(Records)
+---+
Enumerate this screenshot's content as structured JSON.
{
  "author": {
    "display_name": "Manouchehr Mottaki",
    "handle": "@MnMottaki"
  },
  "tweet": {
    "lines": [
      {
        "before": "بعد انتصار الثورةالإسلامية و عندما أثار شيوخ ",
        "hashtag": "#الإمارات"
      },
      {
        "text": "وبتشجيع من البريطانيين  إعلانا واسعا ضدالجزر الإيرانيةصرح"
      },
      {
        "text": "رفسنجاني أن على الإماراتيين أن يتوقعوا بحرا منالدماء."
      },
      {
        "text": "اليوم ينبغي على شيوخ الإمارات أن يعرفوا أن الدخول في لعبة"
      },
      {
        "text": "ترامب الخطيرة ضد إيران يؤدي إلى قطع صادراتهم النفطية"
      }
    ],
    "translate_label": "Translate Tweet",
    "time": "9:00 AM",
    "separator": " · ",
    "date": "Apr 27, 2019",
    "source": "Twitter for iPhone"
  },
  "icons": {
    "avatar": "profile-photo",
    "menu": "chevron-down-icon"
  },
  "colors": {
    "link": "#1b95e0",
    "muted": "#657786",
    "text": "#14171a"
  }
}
+---+
→ AIM
Identify each line in the records above containing the word "text"; copy those lines.

→ RESULT
        "text": "وبتشجيع من البريطانيين  إعلانا واسعا ضدالجزر الإيرانيةصرح"
        "text": "رفسنجاني أن على الإماراتيين أن يتوقعوا بحرا منالدماء."
        "text": "اليوم ينبغي على شيوخ الإمارات أن يعرفوا أن الدخول في لعبة"
        "text": "ترامب الخطيرة ضد إيران يؤدي إلى قطع صادراتهم النفطية"
    "text": "#14171a"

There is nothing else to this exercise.